Exercise task: Retype each entry below exactly as it stands.

Data excerpts:
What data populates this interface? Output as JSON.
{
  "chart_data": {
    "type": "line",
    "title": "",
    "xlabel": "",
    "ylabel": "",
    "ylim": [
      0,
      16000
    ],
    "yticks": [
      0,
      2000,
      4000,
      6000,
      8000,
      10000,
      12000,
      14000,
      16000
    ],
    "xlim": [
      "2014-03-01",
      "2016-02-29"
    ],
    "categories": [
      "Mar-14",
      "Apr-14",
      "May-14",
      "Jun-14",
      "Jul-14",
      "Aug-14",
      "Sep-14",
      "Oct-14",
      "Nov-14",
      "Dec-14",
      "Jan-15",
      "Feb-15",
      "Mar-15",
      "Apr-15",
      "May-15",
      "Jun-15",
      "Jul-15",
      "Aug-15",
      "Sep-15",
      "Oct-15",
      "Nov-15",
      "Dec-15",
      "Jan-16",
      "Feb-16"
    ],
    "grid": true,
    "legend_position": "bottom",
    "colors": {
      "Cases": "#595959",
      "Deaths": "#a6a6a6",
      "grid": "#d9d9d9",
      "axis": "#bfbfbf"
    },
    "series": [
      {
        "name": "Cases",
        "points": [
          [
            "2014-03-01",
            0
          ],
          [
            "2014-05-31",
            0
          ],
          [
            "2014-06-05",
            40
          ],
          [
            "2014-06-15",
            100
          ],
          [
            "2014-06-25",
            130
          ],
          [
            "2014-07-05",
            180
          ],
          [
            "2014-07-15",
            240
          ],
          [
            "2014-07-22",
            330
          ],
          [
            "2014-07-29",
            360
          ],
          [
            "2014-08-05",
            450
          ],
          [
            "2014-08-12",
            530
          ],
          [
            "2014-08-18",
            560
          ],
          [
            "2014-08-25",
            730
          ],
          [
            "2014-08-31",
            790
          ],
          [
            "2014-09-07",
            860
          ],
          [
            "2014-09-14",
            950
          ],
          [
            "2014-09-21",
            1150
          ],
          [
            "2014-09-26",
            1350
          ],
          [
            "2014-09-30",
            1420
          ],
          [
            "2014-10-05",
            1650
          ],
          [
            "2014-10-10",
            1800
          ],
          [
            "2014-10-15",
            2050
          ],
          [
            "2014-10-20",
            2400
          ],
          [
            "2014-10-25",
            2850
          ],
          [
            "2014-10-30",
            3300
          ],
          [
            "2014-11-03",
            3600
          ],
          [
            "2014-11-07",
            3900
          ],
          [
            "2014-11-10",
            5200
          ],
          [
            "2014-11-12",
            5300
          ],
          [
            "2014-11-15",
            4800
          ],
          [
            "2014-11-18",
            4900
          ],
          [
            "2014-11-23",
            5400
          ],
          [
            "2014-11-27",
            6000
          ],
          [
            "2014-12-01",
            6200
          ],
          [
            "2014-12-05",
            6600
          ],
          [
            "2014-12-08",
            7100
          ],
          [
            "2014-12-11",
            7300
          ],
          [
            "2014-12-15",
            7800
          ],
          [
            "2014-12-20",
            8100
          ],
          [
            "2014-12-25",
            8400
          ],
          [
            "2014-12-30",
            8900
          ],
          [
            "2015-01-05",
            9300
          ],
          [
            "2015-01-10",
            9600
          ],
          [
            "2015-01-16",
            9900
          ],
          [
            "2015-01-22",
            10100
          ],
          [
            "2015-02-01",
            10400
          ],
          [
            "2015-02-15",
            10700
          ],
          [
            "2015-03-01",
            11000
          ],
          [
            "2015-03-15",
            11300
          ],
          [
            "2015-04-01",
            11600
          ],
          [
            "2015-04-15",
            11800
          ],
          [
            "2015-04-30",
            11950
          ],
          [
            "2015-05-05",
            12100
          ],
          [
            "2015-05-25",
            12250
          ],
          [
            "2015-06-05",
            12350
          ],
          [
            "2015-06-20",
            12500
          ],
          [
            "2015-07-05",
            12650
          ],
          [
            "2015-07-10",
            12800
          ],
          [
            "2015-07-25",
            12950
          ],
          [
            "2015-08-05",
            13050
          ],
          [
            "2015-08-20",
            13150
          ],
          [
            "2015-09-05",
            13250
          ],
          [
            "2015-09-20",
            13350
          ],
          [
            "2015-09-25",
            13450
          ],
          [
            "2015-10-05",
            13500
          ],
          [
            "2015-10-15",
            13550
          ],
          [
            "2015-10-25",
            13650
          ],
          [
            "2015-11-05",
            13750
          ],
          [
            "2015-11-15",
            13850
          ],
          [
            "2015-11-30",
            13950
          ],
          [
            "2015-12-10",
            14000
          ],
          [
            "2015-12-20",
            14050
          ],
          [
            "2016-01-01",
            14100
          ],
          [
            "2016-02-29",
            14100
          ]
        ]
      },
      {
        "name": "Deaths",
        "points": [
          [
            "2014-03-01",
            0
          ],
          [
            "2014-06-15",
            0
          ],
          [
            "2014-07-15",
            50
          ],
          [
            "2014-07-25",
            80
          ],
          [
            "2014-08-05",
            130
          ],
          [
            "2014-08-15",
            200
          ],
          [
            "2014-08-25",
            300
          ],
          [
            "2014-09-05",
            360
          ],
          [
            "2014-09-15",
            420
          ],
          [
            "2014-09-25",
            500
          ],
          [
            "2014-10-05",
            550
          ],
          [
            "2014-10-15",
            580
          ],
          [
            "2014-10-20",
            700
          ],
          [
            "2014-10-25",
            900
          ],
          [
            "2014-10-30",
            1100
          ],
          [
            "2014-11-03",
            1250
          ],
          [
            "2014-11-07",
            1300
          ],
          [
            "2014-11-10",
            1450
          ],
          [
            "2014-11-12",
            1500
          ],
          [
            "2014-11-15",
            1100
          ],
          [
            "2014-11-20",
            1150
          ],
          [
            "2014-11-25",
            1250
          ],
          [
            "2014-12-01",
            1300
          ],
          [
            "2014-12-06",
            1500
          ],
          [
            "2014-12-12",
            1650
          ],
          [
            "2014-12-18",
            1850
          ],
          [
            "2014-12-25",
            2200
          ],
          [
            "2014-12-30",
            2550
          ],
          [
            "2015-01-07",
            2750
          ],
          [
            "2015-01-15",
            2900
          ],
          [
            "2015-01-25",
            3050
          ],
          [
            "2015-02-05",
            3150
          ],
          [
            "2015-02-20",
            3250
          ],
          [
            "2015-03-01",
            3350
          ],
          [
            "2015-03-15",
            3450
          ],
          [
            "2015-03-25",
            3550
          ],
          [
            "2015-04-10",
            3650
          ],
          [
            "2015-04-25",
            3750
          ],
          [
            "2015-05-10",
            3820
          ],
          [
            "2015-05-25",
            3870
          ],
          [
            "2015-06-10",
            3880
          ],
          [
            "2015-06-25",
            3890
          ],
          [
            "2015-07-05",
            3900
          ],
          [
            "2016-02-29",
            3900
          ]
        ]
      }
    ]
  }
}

Solution to this exercise:
What data populates this interface? Output as JSON.
{
  "chart_data": {
    "type": "line",
    "title": "",
    "xlabel": "",
    "ylabel": "",
    "ylim": [
      0,
      16000
    ],
    "yticks": [
      0,
      2000,
      4000,
      6000,
      8000,
      10000,
      12000,
      14000,
      16000
    ],
    "xlim": [
      "2014-03-01",
      "2016-02-29"
    ],
    "categories": [
      "Mar-14",
      "Apr-14",
      "May-14",
      "Jun-14",
      "Jul-14",
      "Aug-14",
      "Sep-14",
      "Oct-14",
      "Nov-14",
      "Dec-14",
      "Jan-15",
      "Feb-15",
      "Mar-15",
      "Apr-15",
      "May-15",
      "Jun-15",
      "Jul-15",
      "Aug-15",
      "Sep-15",
      "Oct-15",
      "Nov-15",
      "Dec-15",
      "Jan-16",
      "Feb-16"
    ],
    "grid": true,
    "legend_position": "bottom",
    "colors": {
      "Cases": "#595959",
      "Deaths": "#a6a6a6",
      "grid": "#d9d9d9",
      "axis": "#bfbfbf"
    },
    "series": [
      {
        "name": "Cases",
        "points": [
          [
            "2014-03-01",
            0
          ],
          [
            "2014-05-31",
            0
          ],
          [
            "2014-06-05",
            40
          ],
          [
            "2014-06-15",
            100
          ],
          [
            "2014-06-25",
            130
          ],
          [
            "2014-07-05",
            180
          ],
          [
            "2014-07-15",
            240
          ],
          [
            "2014-07-22",
            330
          ],
          [
            "2014-07-29",
            360
          ],
          [
            "2014-08-05",
            450
          ],
          [
            "2014-08-12",
            530
          ],
          [
            "2014-08-18",
            560
          ],
          [
            "2014-08-25",
            730
          ],
          [
            "2014-08-31",
            790
          ],
          [
            "2014-09-07",
            860
          ],
          [
            "2014-09-14",
            950
          ],
          [
            "2014-09-21",
            1150
          ],
          [
            "2014-09-26",
            1350
          ],
          [
            "2014-09-30",
            1420
          ],
          [
            "2014-10-05",
            1650
          ],
          [
            "2014-10-10",
            1800
          ],
          [
            "2014-10-15",
            2050
          ],
          [
            "2014-10-20",
            2400
          ],
          [
            "2014-10-25",
            2850
          ],
          [
            "2014-10-30",
            3300
          ],
          [
            "2014-11-03",
            3600
          ],
          [
            "2014-11-07",
            3900
          ],
          [
            "2014-11-10",
            5200
          ],
          [
            "2014-11-12",
            5300
          ],
          [
            "2014-11-15",
            4800
          ],
          [
            "2014-11-18",
            4900
          ],
          [
            "2014-11-23",
            5400
          ],
          [
            "2014-11-27",
            6000
          ],
          [
            "2014-12-01",
            6200
          ],
          [
            "2014-12-05",
            6600
          ],
          [
            "2014-12-08",
            7100
          ],
          [
            "2014-12-11",
            7300
          ],
          [
            "2014-12-15",
            7800
          ],
          [
            "2014-12-20",
            8100
          ],
          [
            "2014-12-25",
            8400
          ],
          [
            "2014-12-30",
            8900
          ],
          [
            "2015-01-05",
            9300
          ],
          [
            "2015-01-10",
            9600
          ],
          [
            "2015-01-16",
            9900
          ],
          [
            "2015-01-22",
            10100
          ],
          [
            "2015-02-01",
            10400
          ],
          [
            "2015-02-15",
            10700
          ],
          [
            "2015-03-01",
            11000
          ],
          [
            "2015-03-15",
            11300
          ],
          [
            "2015-04-01",
            11600
          ],
          [
            "2015-04-15",
            11800
          ],
          [
            "2015-04-30",
            11950
          ],
          [
            "2015-05-05",
            12100
          ],
          [
            "2015-05-25",
            12250
          ],
          [
            "2015-06-05",
            12350
          ],
          [
            "2015-06-20",
            12500
          ],
          [
            "2015-07-05",
            12650
          ],
          [
            "2015-07-10",
            12800
          ],
          [
            "2015-07-25",
            12950
          ],
          [
            "2015-08-05",
            13050
          ],
          [
            "2015-08-20",
            13150
          ],
          [
            "2015-09-05",
            13250
          ],
          [
            "2015-09-20",
            13350
          ],
          [
            "2015-09-25",
            13450
          ],
          [
            "2015-10-05",
            13500
          ],
          [
            "2015-10-15",
            13550
          ],
          [
            "2015-10-25",
            13650
          ],
          [
            "2015-11-05",
            13750
          ],
          [
            "2015-11-15",
            13850
          ],
          [
            "2015-11-30",
            13950
          ],
          [
            "2015-12-10",
            14000
          ],
          [
            "2015-12-20",
            14050
          ],
          [
            "2016-01-01",
            14100
          ],
          [
            "2016-02-29",
            14100
          ]
        ]
      },
      {
        "name": "Deaths",
        "points": [
          [
            "2014-03-01",
            0
          ],
          [
            "2014-06-15",
            0
          ],
          [
            "2014-07-15",
            50
          ],
          [
            "2014-07-25",
            80
          ],
          [
            "2014-08-05",
            130
          ],
          [
            "2014-08-15",
            200
          ],
          [
            "2014-08-25",
            300
          ],
          [
            "2014-09-05",
            360
          ],
          [
            "2014-09-15",
            420
          ],
          [
            "2014-09-25",
            500
          ],
          [
            "2014-10-05",
            550
          ],
          [
            "2014-10-15",
            580
          ],
          [
            "2014-10-20",
            700
          ],
          [
            "2014-10-25",
            900
          ],
          [
            "2014-10-30",
            1100
          ],
          [
            "2014-11-03",
            1250
          ],
          [
            "2014-11-07",
            1300
          ],
          [
            "2014-11-10",
            1450
          ],
          [
            "2014-11-12",
            1500
          ],
          [
            "2014-11-15",
            1100
          ],
          [
            "2014-11-20",
            1150
          ],
          [
            "2014-11-25",
            1250
          ],
          [
            "2014-12-01",
            1300
          ],
          [
            "2014-12-06",
            1500
          ],
          [
            "2014-12-12",
            1650
          ],
          [
            "2014-12-18",
            1850
          ],
          [
            "2014-12-25",
            2200
          ],
          [
            "2014-12-30",
            2550
          ],
          [
            "2015-01-07",
            2750
          ],
          [
            "2015-01-15",
            2900
          ],
          [
            "2015-01-25",
            3050
          ],
          [
            "2015-02-05",
            3150
          ],
          [
            "2015-02-20",
            3250
          ],
          [
            "2015-03-01",
            3350
          ],
          [
            "2015-03-15",
            3450
          ],
          [
            "2015-03-25",
            3550
          ],
          [
            "2015-04-10",
            3650
          ],
          [
            "2015-04-25",
            3750
          ],
          [
            "2015-05-10",
            3820
          ],
          [
            "2015-05-25",
            3870
          ],
          [
            "2015-06-10",
            3880
          ],
          [
            "2015-06-25",
            3890
          ],
          [
            "2015-07-05",
            3900
          ],
          [
            "2016-02-29",
            3900
          ]
        ]
      }
    ]
  }
}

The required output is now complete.